» Exercise brief: From the listing below, pull each line that includes "Quarterly".

» Entries provided:

_ _ _ _

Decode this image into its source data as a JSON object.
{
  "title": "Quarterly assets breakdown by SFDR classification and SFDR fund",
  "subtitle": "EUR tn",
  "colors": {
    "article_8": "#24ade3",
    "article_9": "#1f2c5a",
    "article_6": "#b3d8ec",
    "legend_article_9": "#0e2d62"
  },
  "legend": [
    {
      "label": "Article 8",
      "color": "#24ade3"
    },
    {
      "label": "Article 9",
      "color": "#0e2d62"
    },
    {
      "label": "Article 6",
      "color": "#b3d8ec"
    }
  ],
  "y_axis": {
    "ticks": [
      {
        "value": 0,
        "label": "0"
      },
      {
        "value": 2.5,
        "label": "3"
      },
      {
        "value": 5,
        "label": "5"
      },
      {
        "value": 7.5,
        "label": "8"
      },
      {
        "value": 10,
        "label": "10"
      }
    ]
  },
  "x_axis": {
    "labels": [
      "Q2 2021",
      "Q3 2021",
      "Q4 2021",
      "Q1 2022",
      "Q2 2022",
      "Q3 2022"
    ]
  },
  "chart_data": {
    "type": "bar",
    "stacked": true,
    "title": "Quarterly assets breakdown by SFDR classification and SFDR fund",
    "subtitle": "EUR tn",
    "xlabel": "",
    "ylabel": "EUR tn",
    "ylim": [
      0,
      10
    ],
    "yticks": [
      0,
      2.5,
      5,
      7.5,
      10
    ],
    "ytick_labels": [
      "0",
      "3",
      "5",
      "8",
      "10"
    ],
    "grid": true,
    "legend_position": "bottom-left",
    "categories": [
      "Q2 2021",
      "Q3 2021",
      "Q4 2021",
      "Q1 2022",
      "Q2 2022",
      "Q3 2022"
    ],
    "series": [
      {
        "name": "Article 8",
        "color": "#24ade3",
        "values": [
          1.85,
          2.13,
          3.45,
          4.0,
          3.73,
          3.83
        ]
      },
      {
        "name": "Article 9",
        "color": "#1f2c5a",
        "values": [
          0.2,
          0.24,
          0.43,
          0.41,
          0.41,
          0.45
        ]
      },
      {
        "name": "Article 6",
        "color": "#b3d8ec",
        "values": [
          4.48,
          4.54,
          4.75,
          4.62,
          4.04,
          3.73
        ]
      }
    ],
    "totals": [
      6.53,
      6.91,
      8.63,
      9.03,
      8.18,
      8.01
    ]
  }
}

_ _ _ _

» Completed task:
  "title": "Quarterly assets breakdown by SFDR classification and SFDR fund",
    "title": "Quarterly assets breakdown by SFDR classification and SFDR fund",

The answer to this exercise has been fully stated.